Write out each record below exactly as it appears, with no pictures.

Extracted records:
====================

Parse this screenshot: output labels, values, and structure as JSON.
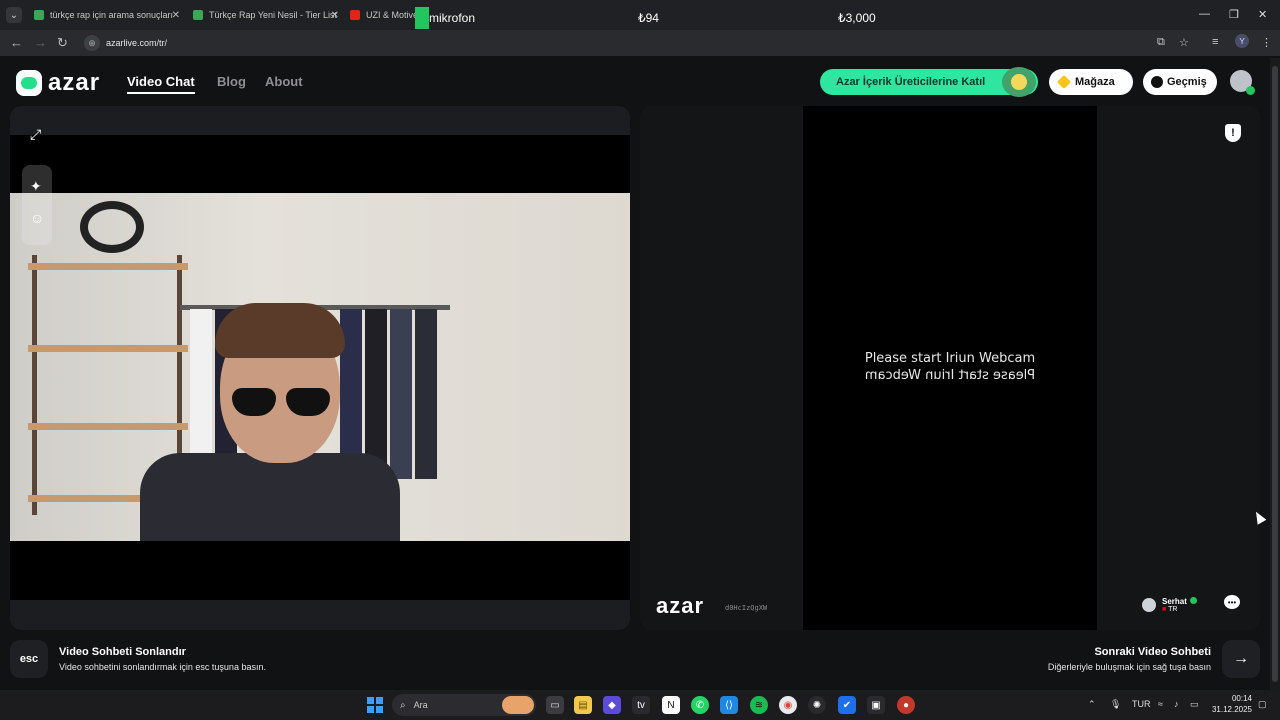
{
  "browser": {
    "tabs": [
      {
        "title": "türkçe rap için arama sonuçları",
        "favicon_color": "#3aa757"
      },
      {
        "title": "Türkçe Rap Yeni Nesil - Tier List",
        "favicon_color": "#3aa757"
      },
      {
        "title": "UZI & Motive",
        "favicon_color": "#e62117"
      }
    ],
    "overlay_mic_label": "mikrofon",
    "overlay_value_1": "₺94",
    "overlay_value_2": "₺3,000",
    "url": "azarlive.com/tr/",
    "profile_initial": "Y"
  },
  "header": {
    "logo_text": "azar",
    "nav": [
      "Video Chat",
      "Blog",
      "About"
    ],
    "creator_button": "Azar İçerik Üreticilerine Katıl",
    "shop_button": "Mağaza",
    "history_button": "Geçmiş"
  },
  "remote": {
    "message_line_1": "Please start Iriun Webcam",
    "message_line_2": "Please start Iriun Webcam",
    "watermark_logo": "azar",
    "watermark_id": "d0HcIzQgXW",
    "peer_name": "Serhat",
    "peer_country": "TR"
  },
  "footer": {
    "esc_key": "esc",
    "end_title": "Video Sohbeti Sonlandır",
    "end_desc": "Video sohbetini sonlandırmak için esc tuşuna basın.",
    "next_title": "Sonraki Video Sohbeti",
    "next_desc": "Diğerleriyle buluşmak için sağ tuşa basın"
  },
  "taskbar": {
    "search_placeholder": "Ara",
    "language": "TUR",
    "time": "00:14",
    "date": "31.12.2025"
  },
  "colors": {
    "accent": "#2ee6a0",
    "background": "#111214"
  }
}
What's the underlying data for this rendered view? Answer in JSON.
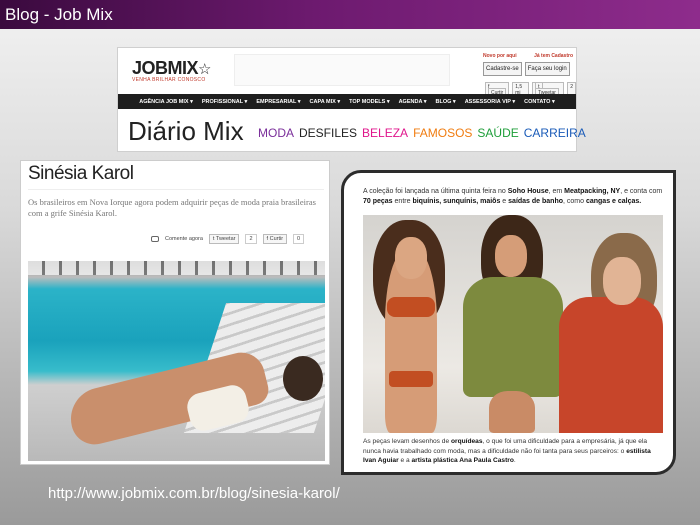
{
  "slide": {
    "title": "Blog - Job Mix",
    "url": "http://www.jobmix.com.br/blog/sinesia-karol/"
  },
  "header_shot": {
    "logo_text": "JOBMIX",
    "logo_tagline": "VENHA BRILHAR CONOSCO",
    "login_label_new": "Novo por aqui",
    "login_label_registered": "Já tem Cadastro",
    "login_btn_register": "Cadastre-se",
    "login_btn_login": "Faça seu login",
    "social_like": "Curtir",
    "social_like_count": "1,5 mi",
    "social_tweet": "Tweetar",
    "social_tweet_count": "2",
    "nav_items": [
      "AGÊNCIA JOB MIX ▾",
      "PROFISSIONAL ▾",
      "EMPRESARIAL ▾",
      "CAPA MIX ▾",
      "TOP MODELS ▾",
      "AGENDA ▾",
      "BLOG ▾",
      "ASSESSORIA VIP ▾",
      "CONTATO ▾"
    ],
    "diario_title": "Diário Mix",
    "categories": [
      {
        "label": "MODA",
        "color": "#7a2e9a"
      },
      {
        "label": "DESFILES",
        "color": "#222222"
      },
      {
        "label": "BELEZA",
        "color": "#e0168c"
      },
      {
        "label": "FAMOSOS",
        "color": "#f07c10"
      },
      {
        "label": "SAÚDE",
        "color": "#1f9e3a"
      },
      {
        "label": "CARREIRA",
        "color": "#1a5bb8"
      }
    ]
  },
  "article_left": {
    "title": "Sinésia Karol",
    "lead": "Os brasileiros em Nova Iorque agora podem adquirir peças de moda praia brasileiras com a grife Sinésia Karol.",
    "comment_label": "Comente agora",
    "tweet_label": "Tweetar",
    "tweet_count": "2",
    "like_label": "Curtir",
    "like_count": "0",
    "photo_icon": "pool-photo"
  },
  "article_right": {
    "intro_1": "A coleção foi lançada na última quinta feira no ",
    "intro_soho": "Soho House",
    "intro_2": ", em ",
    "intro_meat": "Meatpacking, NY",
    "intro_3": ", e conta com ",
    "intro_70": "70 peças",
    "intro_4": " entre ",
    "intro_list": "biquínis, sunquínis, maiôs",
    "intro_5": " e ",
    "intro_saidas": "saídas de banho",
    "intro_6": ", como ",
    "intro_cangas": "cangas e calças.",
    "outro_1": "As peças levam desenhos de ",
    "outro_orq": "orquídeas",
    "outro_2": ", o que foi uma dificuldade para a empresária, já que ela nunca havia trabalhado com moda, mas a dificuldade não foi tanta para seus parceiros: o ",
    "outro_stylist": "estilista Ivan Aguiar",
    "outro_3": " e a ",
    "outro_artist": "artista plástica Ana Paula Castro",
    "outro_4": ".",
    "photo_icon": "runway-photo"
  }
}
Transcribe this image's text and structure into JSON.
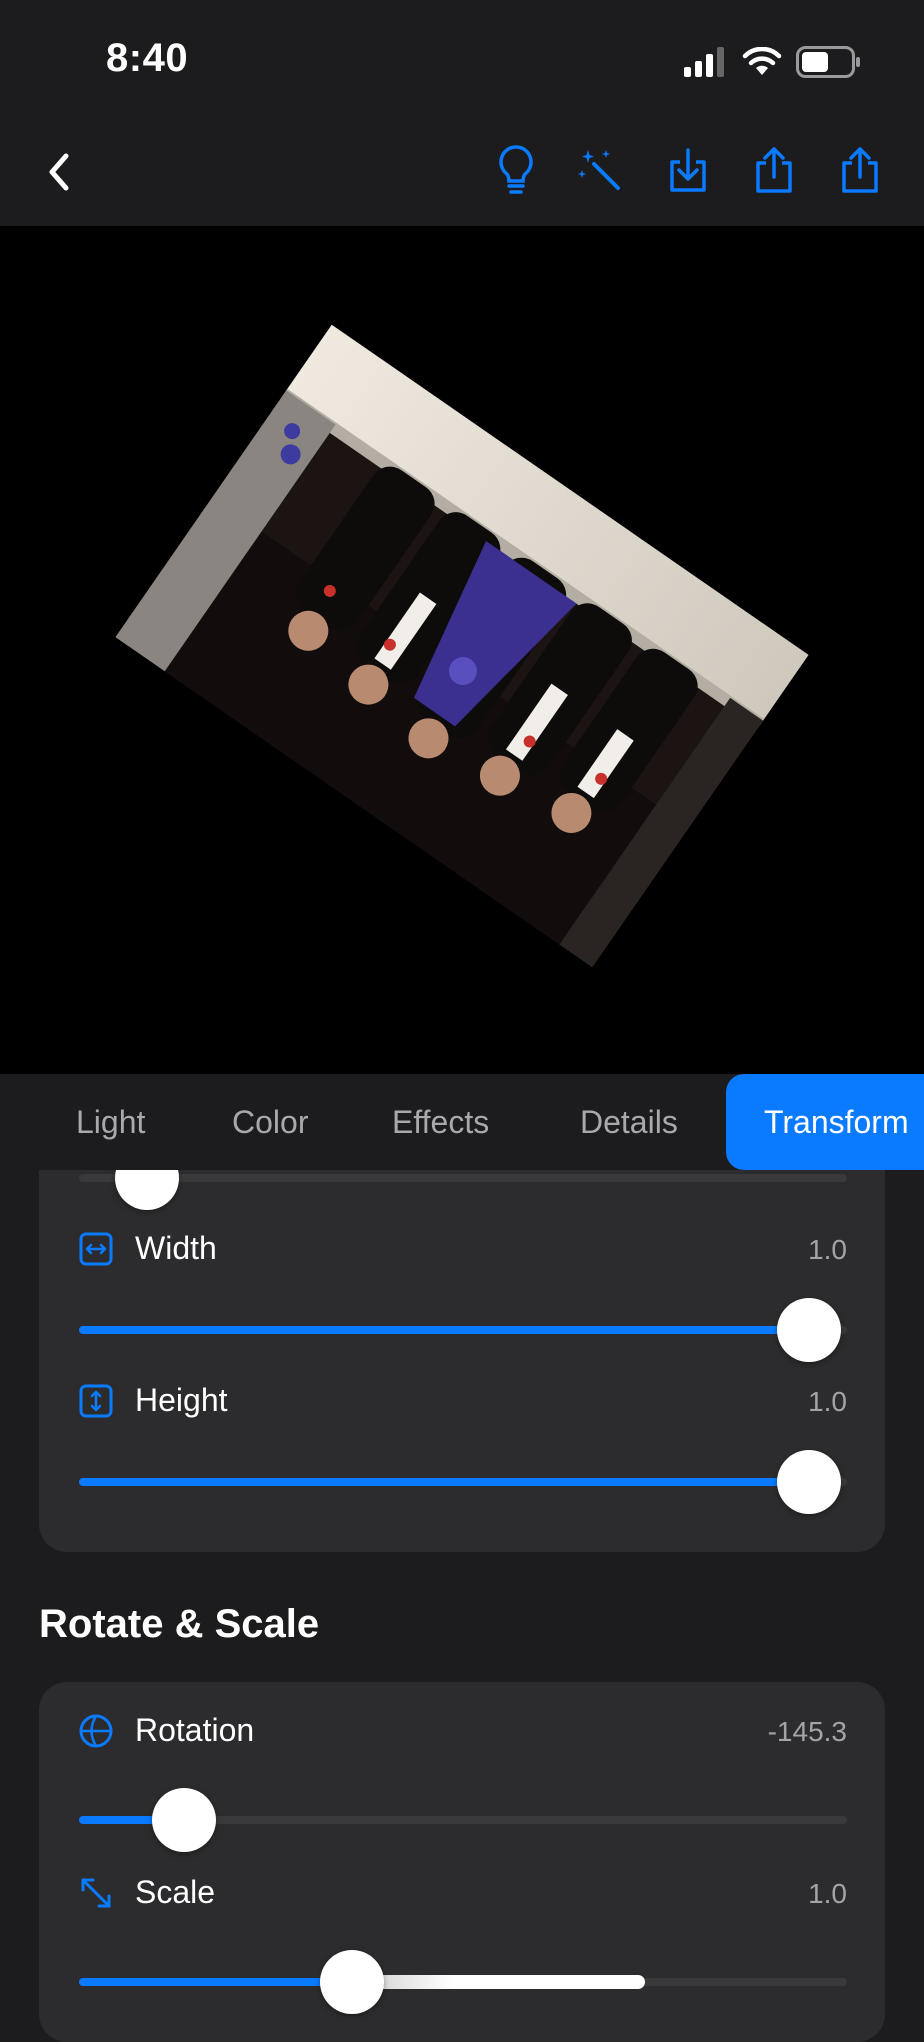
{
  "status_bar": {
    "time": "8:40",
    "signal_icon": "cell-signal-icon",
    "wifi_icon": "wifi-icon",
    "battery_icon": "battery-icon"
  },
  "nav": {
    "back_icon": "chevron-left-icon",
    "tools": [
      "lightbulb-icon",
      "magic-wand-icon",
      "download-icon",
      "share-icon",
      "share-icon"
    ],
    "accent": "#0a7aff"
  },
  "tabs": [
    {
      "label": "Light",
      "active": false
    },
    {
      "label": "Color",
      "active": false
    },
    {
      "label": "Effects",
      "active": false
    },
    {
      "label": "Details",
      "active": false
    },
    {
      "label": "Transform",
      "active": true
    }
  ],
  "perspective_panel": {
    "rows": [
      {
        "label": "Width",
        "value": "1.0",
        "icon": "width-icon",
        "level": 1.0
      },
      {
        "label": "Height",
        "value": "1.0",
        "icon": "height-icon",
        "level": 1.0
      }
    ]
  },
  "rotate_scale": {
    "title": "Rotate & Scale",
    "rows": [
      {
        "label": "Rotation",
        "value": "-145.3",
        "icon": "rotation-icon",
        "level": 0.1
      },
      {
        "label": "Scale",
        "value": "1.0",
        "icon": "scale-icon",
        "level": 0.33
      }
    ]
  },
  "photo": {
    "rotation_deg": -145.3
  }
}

====================

**The output**
Parse this screenshot: output labels, values, and structure as JSON.
{
  "browser": {
    "tabs": [
      {
        "title": "türkçe rap için arama sonuçları",
        "favicon_color": "#3aa757"
      },
      {
        "title": "Türkçe Rap Yeni Nesil - Tier List",
        "favicon_color": "#3aa757"
      },
      {
        "title": "UZI & Motive",
        "favicon_color": "#e62117"
      }
    ],
    "overlay_mic_label": "mikrofon",
    "overlay_value_1": "₺94",
    "overlay_value_2": "₺3,000",
    "url": "azarlive.com/tr/",
    "profile_initial": "Y"
  },
  "header": {
    "logo_text": "azar",
    "nav": [
      "Video Chat",
      "Blog",
      "About"
    ],
    "creator_button": "Azar İçerik Üreticilerine Katıl",
    "shop_button": "Mağaza",
    "history_button": "Geçmiş"
  },
  "remote": {
    "message_line_1": "Please start Iriun Webcam",
    "message_line_2": "Please start Iriun Webcam",
    "watermark_logo": "azar",
    "watermark_id": "d0HcIzQgXW",
    "peer_name": "Serhat",
    "peer_country": "TR"
  },
  "footer": {
    "esc_key": "esc",
    "end_title": "Video Sohbeti Sonlandır",
    "end_desc": "Video sohbetini sonlandırmak için esc tuşuna basın.",
    "next_title": "Sonraki Video Sohbeti",
    "next_desc": "Diğerleriyle buluşmak için sağ tuşa basın"
  },
  "taskbar": {
    "search_placeholder": "Ara",
    "language": "TUR",
    "time": "00:14",
    "date": "31.12.2025"
  },
  "colors": {
    "accent": "#2ee6a0",
    "background": "#111214"
  }
}
What's the underlying data for this rendered view? Answer in JSON.
{
  "slide": {
    "title": "Blog - Job Mix",
    "url": "http://www.jobmix.com.br/blog/sinesia-karol/"
  },
  "header_shot": {
    "logo_text": "JOBMIX",
    "logo_tagline": "VENHA BRILHAR CONOSCO",
    "login_label_new": "Novo por aqui",
    "login_label_registered": "Já tem Cadastro",
    "login_btn_register": "Cadastre-se",
    "login_btn_login": "Faça seu login",
    "social_like": "Curtir",
    "social_like_count": "1,5 mi",
    "social_tweet": "Tweetar",
    "social_tweet_count": "2",
    "nav_items": [
      "AGÊNCIA JOB MIX ▾",
      "PROFISSIONAL ▾",
      "EMPRESARIAL ▾",
      "CAPA MIX ▾",
      "TOP MODELS ▾",
      "AGENDA ▾",
      "BLOG ▾",
      "ASSESSORIA VIP ▾",
      "CONTATO ▾"
    ],
    "diario_title": "Diário Mix",
    "categories": [
      {
        "label": "MODA",
        "color": "#7a2e9a"
      },
      {
        "label": "DESFILES",
        "color": "#222222"
      },
      {
        "label": "BELEZA",
        "color": "#e0168c"
      },
      {
        "label": "FAMOSOS",
        "color": "#f07c10"
      },
      {
        "label": "SAÚDE",
        "color": "#1f9e3a"
      },
      {
        "label": "CARREIRA",
        "color": "#1a5bb8"
      }
    ]
  },
  "article_left": {
    "title": "Sinésia Karol",
    "lead": "Os brasileiros em Nova Iorque agora podem adquirir peças de moda praia brasileiras com a grife Sinésia Karol.",
    "comment_label": "Comente agora",
    "tweet_label": "Tweetar",
    "tweet_count": "2",
    "like_label": "Curtir",
    "like_count": "0",
    "photo_icon": "pool-photo"
  },
  "article_right": {
    "intro_1": "A coleção foi lançada na última quinta feira no ",
    "intro_soho": "Soho House",
    "intro_2": ", em ",
    "intro_meat": "Meatpacking, NY",
    "intro_3": ", e conta com ",
    "intro_70": "70 peças",
    "intro_4": " entre ",
    "intro_list": "biquínis, sunquínis, maiôs",
    "intro_5": " e ",
    "intro_saidas": "saídas de banho",
    "intro_6": ", como ",
    "intro_cangas": "cangas e calças.",
    "outro_1": "As peças levam desenhos de ",
    "outro_orq": "orquídeas",
    "outro_2": ", o que foi uma dificuldade para a empresária, já que ela nunca havia trabalhado com moda, mas a dificuldade não foi tanta para seus parceiros: o ",
    "outro_stylist": "estilista Ivan Aguiar",
    "outro_3": " e a ",
    "outro_artist": "artista plástica Ana Paula Castro",
    "outro_4": ".",
    "photo_icon": "runway-photo"
  }
}
Transcribe this image's text and structure into JSON.
{
  "status_bar": {
    "time": "8:40",
    "signal_icon": "cell-signal-icon",
    "wifi_icon": "wifi-icon",
    "battery_icon": "battery-icon"
  },
  "nav": {
    "back_icon": "chevron-left-icon",
    "tools": [
      "lightbulb-icon",
      "magic-wand-icon",
      "download-icon",
      "share-icon",
      "share-icon"
    ],
    "accent": "#0a7aff"
  },
  "tabs": [
    {
      "label": "Light",
      "active": false
    },
    {
      "label": "Color",
      "active": false
    },
    {
      "label": "Effects",
      "active": false
    },
    {
      "label": "Details",
      "active": false
    },
    {
      "label": "Transform",
      "active": true
    }
  ],
  "perspective_panel": {
    "rows": [
      {
        "label": "Width",
        "value": "1.0",
        "icon": "width-icon",
        "level": 1.0
      },
      {
        "label": "Height",
        "value": "1.0",
        "icon": "height-icon",
        "level": 1.0
      }
    ]
  },
  "rotate_scale": {
    "title": "Rotate & Scale",
    "rows": [
      {
        "label": "Rotation",
        "value": "-145.3",
        "icon": "rotation-icon",
        "level": 0.1
      },
      {
        "label": "Scale",
        "value": "1.0",
        "icon": "scale-icon",
        "level": 0.33
      }
    ]
  },
  "photo": {
    "rotation_deg": -145.3
  }
}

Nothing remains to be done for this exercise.